-- begin MATERIALS PROVIDED --
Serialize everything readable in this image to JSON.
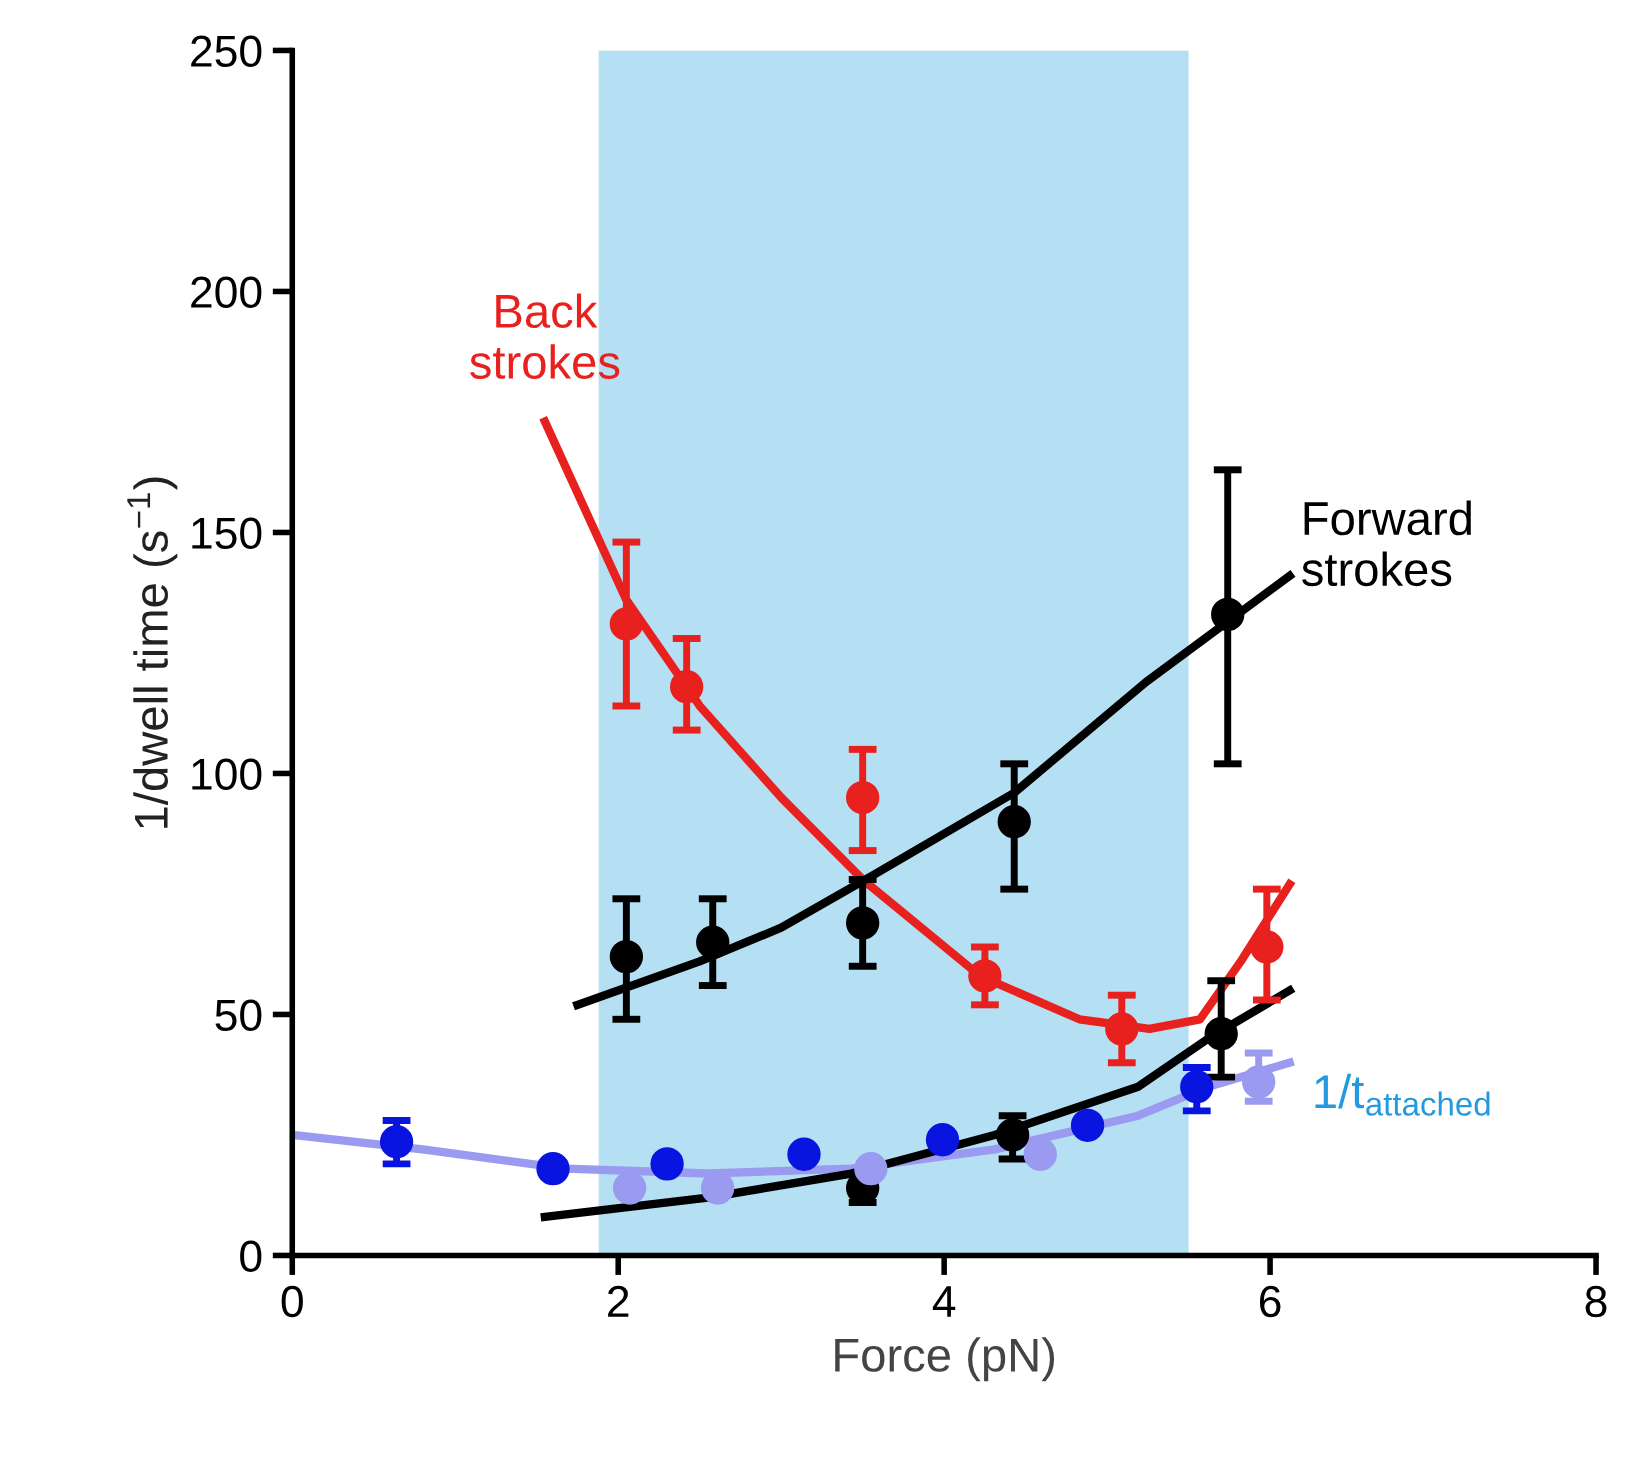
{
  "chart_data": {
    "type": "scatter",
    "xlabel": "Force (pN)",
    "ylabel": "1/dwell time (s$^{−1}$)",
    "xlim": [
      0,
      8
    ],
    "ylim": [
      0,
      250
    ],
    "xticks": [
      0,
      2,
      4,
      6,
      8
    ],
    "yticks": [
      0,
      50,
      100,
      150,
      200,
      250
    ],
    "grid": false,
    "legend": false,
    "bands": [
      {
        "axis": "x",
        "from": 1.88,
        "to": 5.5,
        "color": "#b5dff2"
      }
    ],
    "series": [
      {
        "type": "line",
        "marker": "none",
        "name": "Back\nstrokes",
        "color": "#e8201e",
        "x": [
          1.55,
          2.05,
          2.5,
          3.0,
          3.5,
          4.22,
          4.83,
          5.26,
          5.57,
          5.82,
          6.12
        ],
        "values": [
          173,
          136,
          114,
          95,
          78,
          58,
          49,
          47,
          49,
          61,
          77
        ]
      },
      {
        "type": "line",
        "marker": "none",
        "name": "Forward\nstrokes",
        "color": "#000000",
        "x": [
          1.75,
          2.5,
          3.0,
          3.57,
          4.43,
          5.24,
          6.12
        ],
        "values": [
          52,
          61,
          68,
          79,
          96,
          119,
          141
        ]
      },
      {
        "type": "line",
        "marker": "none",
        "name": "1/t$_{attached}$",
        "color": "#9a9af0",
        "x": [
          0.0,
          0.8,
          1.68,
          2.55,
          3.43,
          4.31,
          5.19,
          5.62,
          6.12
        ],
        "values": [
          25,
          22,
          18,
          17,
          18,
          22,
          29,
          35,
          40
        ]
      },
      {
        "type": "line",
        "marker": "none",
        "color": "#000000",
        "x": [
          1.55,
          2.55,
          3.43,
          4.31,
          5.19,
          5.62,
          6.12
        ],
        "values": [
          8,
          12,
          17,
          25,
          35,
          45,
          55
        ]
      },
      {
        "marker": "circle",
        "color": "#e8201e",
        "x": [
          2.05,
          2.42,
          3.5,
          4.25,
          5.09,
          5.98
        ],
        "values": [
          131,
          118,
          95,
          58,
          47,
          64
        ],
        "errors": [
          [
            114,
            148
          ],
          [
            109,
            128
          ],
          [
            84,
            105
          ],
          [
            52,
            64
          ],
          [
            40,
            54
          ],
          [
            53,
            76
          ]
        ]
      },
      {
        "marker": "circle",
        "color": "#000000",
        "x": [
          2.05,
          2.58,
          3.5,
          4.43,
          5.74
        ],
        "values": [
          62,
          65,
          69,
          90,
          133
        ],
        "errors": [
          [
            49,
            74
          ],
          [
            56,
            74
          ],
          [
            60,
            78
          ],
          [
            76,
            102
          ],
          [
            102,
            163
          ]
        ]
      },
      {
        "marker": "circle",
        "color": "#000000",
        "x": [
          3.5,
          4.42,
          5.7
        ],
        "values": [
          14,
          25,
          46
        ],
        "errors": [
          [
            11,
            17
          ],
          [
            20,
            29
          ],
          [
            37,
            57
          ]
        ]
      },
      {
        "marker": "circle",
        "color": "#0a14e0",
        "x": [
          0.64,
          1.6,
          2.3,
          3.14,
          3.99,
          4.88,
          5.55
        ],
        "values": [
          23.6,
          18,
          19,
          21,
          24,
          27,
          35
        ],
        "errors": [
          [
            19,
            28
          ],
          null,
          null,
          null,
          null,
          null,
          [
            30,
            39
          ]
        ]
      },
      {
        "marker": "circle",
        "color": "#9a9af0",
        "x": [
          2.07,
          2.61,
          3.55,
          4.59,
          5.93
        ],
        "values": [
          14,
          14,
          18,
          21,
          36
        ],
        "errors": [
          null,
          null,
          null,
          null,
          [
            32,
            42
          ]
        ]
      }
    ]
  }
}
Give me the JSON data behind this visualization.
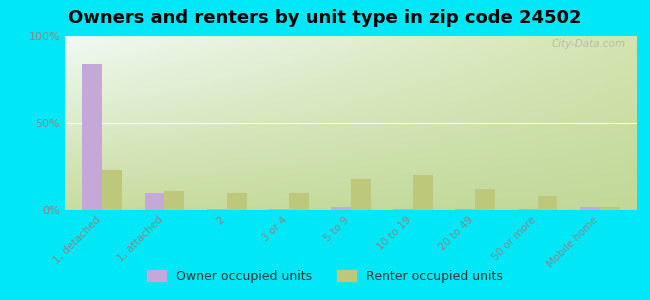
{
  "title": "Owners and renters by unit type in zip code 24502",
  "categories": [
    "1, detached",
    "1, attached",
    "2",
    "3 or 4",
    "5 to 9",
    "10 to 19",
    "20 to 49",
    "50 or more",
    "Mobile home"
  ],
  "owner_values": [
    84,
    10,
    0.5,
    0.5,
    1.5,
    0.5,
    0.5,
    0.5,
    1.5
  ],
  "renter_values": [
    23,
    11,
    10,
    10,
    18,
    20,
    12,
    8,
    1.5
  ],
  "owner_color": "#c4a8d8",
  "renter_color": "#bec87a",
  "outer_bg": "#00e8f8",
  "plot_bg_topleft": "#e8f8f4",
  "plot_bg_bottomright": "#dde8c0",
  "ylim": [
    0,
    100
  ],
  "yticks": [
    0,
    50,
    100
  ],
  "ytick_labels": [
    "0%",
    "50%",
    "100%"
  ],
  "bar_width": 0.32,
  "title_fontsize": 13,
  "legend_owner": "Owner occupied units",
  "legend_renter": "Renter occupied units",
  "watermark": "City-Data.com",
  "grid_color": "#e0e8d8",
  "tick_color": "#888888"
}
-- end MATERIALS PROVIDED --
Without the pictures, write out every entry precisely as it appears.

Serialize everything readable in this image to JSON.
{
  "chart_data": {
    "type": "scatter",
    "xlabel": "Force (pN)",
    "ylabel": "1/dwell time (s$^{−1}$)",
    "xlim": [
      0,
      8
    ],
    "ylim": [
      0,
      250
    ],
    "xticks": [
      0,
      2,
      4,
      6,
      8
    ],
    "yticks": [
      0,
      50,
      100,
      150,
      200,
      250
    ],
    "grid": false,
    "legend": false,
    "bands": [
      {
        "axis": "x",
        "from": 1.88,
        "to": 5.5,
        "color": "#b5dff2"
      }
    ],
    "series": [
      {
        "type": "line",
        "marker": "none",
        "name": "Back\nstrokes",
        "color": "#e8201e",
        "x": [
          1.55,
          2.05,
          2.5,
          3.0,
          3.5,
          4.22,
          4.83,
          5.26,
          5.57,
          5.82,
          6.12
        ],
        "values": [
          173,
          136,
          114,
          95,
          78,
          58,
          49,
          47,
          49,
          61,
          77
        ]
      },
      {
        "type": "line",
        "marker": "none",
        "name": "Forward\nstrokes",
        "color": "#000000",
        "x": [
          1.75,
          2.5,
          3.0,
          3.57,
          4.43,
          5.24,
          6.12
        ],
        "values": [
          52,
          61,
          68,
          79,
          96,
          119,
          141
        ]
      },
      {
        "type": "line",
        "marker": "none",
        "name": "1/t$_{attached}$",
        "color": "#9a9af0",
        "x": [
          0.0,
          0.8,
          1.68,
          2.55,
          3.43,
          4.31,
          5.19,
          5.62,
          6.12
        ],
        "values": [
          25,
          22,
          18,
          17,
          18,
          22,
          29,
          35,
          40
        ]
      },
      {
        "type": "line",
        "marker": "none",
        "color": "#000000",
        "x": [
          1.55,
          2.55,
          3.43,
          4.31,
          5.19,
          5.62,
          6.12
        ],
        "values": [
          8,
          12,
          17,
          25,
          35,
          45,
          55
        ]
      },
      {
        "marker": "circle",
        "color": "#e8201e",
        "x": [
          2.05,
          2.42,
          3.5,
          4.25,
          5.09,
          5.98
        ],
        "values": [
          131,
          118,
          95,
          58,
          47,
          64
        ],
        "errors": [
          [
            114,
            148
          ],
          [
            109,
            128
          ],
          [
            84,
            105
          ],
          [
            52,
            64
          ],
          [
            40,
            54
          ],
          [
            53,
            76
          ]
        ]
      },
      {
        "marker": "circle",
        "color": "#000000",
        "x": [
          2.05,
          2.58,
          3.5,
          4.43,
          5.74
        ],
        "values": [
          62,
          65,
          69,
          90,
          133
        ],
        "errors": [
          [
            49,
            74
          ],
          [
            56,
            74
          ],
          [
            60,
            78
          ],
          [
            76,
            102
          ],
          [
            102,
            163
          ]
        ]
      },
      {
        "marker": "circle",
        "color": "#000000",
        "x": [
          3.5,
          4.42,
          5.7
        ],
        "values": [
          14,
          25,
          46
        ],
        "errors": [
          [
            11,
            17
          ],
          [
            20,
            29
          ],
          [
            37,
            57
          ]
        ]
      },
      {
        "marker": "circle",
        "color": "#0a14e0",
        "x": [
          0.64,
          1.6,
          2.3,
          3.14,
          3.99,
          4.88,
          5.55
        ],
        "values": [
          23.6,
          18,
          19,
          21,
          24,
          27,
          35
        ],
        "errors": [
          [
            19,
            28
          ],
          null,
          null,
          null,
          null,
          null,
          [
            30,
            39
          ]
        ]
      },
      {
        "marker": "circle",
        "color": "#9a9af0",
        "x": [
          2.07,
          2.61,
          3.55,
          4.59,
          5.93
        ],
        "values": [
          14,
          14,
          18,
          21,
          36
        ],
        "errors": [
          null,
          null,
          null,
          null,
          [
            32,
            42
          ]
        ]
      }
    ]
  }
}
Give me the JSON data behind this visualization.
{
  "title": "Owners and renters by unit type in zip code 24502",
  "categories": [
    "1, detached",
    "1, attached",
    "2",
    "3 or 4",
    "5 to 9",
    "10 to 19",
    "20 to 49",
    "50 or more",
    "Mobile home"
  ],
  "owner_values": [
    84,
    10,
    0.5,
    0.5,
    1.5,
    0.5,
    0.5,
    0.5,
    1.5
  ],
  "renter_values": [
    23,
    11,
    10,
    10,
    18,
    20,
    12,
    8,
    1.5
  ],
  "owner_color": "#c4a8d8",
  "renter_color": "#bec87a",
  "outer_bg": "#00e8f8",
  "plot_bg_topleft": "#e8f8f4",
  "plot_bg_bottomright": "#dde8c0",
  "ylim": [
    0,
    100
  ],
  "yticks": [
    0,
    50,
    100
  ],
  "ytick_labels": [
    "0%",
    "50%",
    "100%"
  ],
  "bar_width": 0.32,
  "title_fontsize": 13,
  "legend_owner": "Owner occupied units",
  "legend_renter": "Renter occupied units",
  "watermark": "City-Data.com",
  "grid_color": "#e0e8d8",
  "tick_color": "#888888"
}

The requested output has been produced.